══ PROVIDED ENTRIES

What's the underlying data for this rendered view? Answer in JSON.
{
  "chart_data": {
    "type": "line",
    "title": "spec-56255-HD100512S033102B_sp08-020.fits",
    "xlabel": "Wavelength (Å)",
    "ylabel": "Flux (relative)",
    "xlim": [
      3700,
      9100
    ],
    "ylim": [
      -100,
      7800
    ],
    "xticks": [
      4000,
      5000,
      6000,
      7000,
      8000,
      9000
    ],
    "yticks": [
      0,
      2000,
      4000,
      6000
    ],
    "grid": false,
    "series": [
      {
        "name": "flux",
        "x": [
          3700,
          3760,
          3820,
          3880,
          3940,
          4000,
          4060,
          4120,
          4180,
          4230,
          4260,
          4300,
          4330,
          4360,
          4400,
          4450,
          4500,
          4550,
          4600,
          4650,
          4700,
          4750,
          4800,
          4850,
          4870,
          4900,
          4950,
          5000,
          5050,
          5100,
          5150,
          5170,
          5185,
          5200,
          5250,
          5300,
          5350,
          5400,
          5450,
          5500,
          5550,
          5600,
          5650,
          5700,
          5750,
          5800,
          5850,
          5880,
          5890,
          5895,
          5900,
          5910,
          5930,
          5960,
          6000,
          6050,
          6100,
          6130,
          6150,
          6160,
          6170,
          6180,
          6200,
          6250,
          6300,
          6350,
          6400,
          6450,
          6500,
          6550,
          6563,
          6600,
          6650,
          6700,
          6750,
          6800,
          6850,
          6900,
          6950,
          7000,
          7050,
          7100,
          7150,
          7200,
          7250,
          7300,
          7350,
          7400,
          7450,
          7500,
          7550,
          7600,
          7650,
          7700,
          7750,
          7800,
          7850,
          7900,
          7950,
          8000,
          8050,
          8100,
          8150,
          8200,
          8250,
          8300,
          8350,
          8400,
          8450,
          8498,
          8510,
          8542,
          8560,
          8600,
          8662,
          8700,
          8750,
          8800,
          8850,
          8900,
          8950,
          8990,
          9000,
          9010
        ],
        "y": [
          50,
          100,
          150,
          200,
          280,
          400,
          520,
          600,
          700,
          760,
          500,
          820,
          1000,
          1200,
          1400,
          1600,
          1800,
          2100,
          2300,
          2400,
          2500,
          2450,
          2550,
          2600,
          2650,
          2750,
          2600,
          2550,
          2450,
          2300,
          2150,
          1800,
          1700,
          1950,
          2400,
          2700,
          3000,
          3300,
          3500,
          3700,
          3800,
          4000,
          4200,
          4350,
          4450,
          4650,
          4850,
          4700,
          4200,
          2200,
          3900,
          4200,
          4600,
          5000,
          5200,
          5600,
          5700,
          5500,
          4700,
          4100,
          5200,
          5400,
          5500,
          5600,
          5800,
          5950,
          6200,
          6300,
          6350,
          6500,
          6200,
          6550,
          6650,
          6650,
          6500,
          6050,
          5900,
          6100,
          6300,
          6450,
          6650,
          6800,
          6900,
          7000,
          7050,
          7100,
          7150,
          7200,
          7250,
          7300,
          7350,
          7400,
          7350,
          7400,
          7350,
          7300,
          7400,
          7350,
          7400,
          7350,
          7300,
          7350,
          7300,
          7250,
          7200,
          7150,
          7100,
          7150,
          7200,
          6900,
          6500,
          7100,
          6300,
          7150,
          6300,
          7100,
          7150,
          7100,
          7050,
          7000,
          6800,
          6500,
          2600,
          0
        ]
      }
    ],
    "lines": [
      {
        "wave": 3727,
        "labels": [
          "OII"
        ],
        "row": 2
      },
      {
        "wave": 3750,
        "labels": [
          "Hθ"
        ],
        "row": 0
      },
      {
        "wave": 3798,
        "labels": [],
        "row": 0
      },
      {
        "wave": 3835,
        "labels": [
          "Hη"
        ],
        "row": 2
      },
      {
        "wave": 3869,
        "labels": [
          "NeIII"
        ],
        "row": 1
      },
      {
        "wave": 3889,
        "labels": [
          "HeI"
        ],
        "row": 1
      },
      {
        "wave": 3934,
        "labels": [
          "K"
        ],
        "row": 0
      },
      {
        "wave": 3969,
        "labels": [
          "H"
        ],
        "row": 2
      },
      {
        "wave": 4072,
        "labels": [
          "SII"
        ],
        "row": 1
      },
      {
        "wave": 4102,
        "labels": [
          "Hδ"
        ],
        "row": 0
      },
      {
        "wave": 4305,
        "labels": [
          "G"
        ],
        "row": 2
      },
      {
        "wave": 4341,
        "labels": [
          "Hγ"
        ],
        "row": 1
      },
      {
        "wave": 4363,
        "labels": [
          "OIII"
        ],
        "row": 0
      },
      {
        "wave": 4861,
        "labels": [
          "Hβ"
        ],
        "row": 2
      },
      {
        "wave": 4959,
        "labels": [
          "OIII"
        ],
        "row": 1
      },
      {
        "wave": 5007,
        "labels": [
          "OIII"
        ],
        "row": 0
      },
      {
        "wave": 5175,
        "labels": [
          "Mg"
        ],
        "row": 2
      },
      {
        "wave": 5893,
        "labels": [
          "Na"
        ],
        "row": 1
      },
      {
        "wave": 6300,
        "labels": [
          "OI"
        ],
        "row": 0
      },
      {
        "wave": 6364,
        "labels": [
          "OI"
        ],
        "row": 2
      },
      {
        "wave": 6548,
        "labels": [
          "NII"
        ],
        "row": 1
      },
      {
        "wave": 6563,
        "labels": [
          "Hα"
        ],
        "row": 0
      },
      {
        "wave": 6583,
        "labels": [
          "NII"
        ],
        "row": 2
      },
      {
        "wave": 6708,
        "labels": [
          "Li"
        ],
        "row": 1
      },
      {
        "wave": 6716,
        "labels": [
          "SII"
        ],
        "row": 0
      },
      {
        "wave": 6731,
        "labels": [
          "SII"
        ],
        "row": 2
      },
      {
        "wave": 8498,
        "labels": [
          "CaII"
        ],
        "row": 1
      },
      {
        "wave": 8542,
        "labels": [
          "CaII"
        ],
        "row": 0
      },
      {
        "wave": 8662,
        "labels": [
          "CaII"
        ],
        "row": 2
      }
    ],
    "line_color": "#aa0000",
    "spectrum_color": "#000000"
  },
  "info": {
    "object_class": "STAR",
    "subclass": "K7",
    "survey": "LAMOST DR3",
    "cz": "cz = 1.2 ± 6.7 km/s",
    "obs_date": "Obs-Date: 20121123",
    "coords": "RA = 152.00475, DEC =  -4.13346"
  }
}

════

# [TO DO]
Retype every record above exactly as it appears.

# [RESPONSE TO THE EXERCISE]
What's the underlying data for this rendered view? Answer in JSON.
{
  "chart_data": {
    "type": "line",
    "title": "spec-56255-HD100512S033102B_sp08-020.fits",
    "xlabel": "Wavelength (Å)",
    "ylabel": "Flux (relative)",
    "xlim": [
      3700,
      9100
    ],
    "ylim": [
      -100,
      7800
    ],
    "xticks": [
      4000,
      5000,
      6000,
      7000,
      8000,
      9000
    ],
    "yticks": [
      0,
      2000,
      4000,
      6000
    ],
    "grid": false,
    "series": [
      {
        "name": "flux",
        "x": [
          3700,
          3760,
          3820,
          3880,
          3940,
          4000,
          4060,
          4120,
          4180,
          4230,
          4260,
          4300,
          4330,
          4360,
          4400,
          4450,
          4500,
          4550,
          4600,
          4650,
          4700,
          4750,
          4800,
          4850,
          4870,
          4900,
          4950,
          5000,
          5050,
          5100,
          5150,
          5170,
          5185,
          5200,
          5250,
          5300,
          5350,
          5400,
          5450,
          5500,
          5550,
          5600,
          5650,
          5700,
          5750,
          5800,
          5850,
          5880,
          5890,
          5895,
          5900,
          5910,
          5930,
          5960,
          6000,
          6050,
          6100,
          6130,
          6150,
          6160,
          6170,
          6180,
          6200,
          6250,
          6300,
          6350,
          6400,
          6450,
          6500,
          6550,
          6563,
          6600,
          6650,
          6700,
          6750,
          6800,
          6850,
          6900,
          6950,
          7000,
          7050,
          7100,
          7150,
          7200,
          7250,
          7300,
          7350,
          7400,
          7450,
          7500,
          7550,
          7600,
          7650,
          7700,
          7750,
          7800,
          7850,
          7900,
          7950,
          8000,
          8050,
          8100,
          8150,
          8200,
          8250,
          8300,
          8350,
          8400,
          8450,
          8498,
          8510,
          8542,
          8560,
          8600,
          8662,
          8700,
          8750,
          8800,
          8850,
          8900,
          8950,
          8990,
          9000,
          9010
        ],
        "y": [
          50,
          100,
          150,
          200,
          280,
          400,
          520,
          600,
          700,
          760,
          500,
          820,
          1000,
          1200,
          1400,
          1600,
          1800,
          2100,
          2300,
          2400,
          2500,
          2450,
          2550,
          2600,
          2650,
          2750,
          2600,
          2550,
          2450,
          2300,
          2150,
          1800,
          1700,
          1950,
          2400,
          2700,
          3000,
          3300,
          3500,
          3700,
          3800,
          4000,
          4200,
          4350,
          4450,
          4650,
          4850,
          4700,
          4200,
          2200,
          3900,
          4200,
          4600,
          5000,
          5200,
          5600,
          5700,
          5500,
          4700,
          4100,
          5200,
          5400,
          5500,
          5600,
          5800,
          5950,
          6200,
          6300,
          6350,
          6500,
          6200,
          6550,
          6650,
          6650,
          6500,
          6050,
          5900,
          6100,
          6300,
          6450,
          6650,
          6800,
          6900,
          7000,
          7050,
          7100,
          7150,
          7200,
          7250,
          7300,
          7350,
          7400,
          7350,
          7400,
          7350,
          7300,
          7400,
          7350,
          7400,
          7350,
          7300,
          7350,
          7300,
          7250,
          7200,
          7150,
          7100,
          7150,
          7200,
          6900,
          6500,
          7100,
          6300,
          7150,
          6300,
          7100,
          7150,
          7100,
          7050,
          7000,
          6800,
          6500,
          2600,
          0
        ]
      }
    ],
    "lines": [
      {
        "wave": 3727,
        "labels": [
          "OII"
        ],
        "row": 2
      },
      {
        "wave": 3750,
        "labels": [
          "Hθ"
        ],
        "row": 0
      },
      {
        "wave": 3798,
        "labels": [],
        "row": 0
      },
      {
        "wave": 3835,
        "labels": [
          "Hη"
        ],
        "row": 2
      },
      {
        "wave": 3869,
        "labels": [
          "NeIII"
        ],
        "row": 1
      },
      {
        "wave": 3889,
        "labels": [
          "HeI"
        ],
        "row": 1
      },
      {
        "wave": 3934,
        "labels": [
          "K"
        ],
        "row": 0
      },
      {
        "wave": 3969,
        "labels": [
          "H"
        ],
        "row": 2
      },
      {
        "wave": 4072,
        "labels": [
          "SII"
        ],
        "row": 1
      },
      {
        "wave": 4102,
        "labels": [
          "Hδ"
        ],
        "row": 0
      },
      {
        "wave": 4305,
        "labels": [
          "G"
        ],
        "row": 2
      },
      {
        "wave": 4341,
        "labels": [
          "Hγ"
        ],
        "row": 1
      },
      {
        "wave": 4363,
        "labels": [
          "OIII"
        ],
        "row": 0
      },
      {
        "wave": 4861,
        "labels": [
          "Hβ"
        ],
        "row": 2
      },
      {
        "wave": 4959,
        "labels": [
          "OIII"
        ],
        "row": 1
      },
      {
        "wave": 5007,
        "labels": [
          "OIII"
        ],
        "row": 0
      },
      {
        "wave": 5175,
        "labels": [
          "Mg"
        ],
        "row": 2
      },
      {
        "wave": 5893,
        "labels": [
          "Na"
        ],
        "row": 1
      },
      {
        "wave": 6300,
        "labels": [
          "OI"
        ],
        "row": 0
      },
      {
        "wave": 6364,
        "labels": [
          "OI"
        ],
        "row": 2
      },
      {
        "wave": 6548,
        "labels": [
          "NII"
        ],
        "row": 1
      },
      {
        "wave": 6563,
        "labels": [
          "Hα"
        ],
        "row": 0
      },
      {
        "wave": 6583,
        "labels": [
          "NII"
        ],
        "row": 2
      },
      {
        "wave": 6708,
        "labels": [
          "Li"
        ],
        "row": 1
      },
      {
        "wave": 6716,
        "labels": [
          "SII"
        ],
        "row": 0
      },
      {
        "wave": 6731,
        "labels": [
          "SII"
        ],
        "row": 2
      },
      {
        "wave": 8498,
        "labels": [
          "CaII"
        ],
        "row": 1
      },
      {
        "wave": 8542,
        "labels": [
          "CaII"
        ],
        "row": 0
      },
      {
        "wave": 8662,
        "labels": [
          "CaII"
        ],
        "row": 2
      }
    ],
    "line_color": "#aa0000",
    "spectrum_color": "#000000"
  },
  "info": {
    "object_class": "STAR",
    "subclass": "K7",
    "survey": "LAMOST DR3",
    "cz": "cz = 1.2 ± 6.7 km/s",
    "obs_date": "Obs-Date: 20121123",
    "coords": "RA = 152.00475, DEC =  -4.13346"
  }
}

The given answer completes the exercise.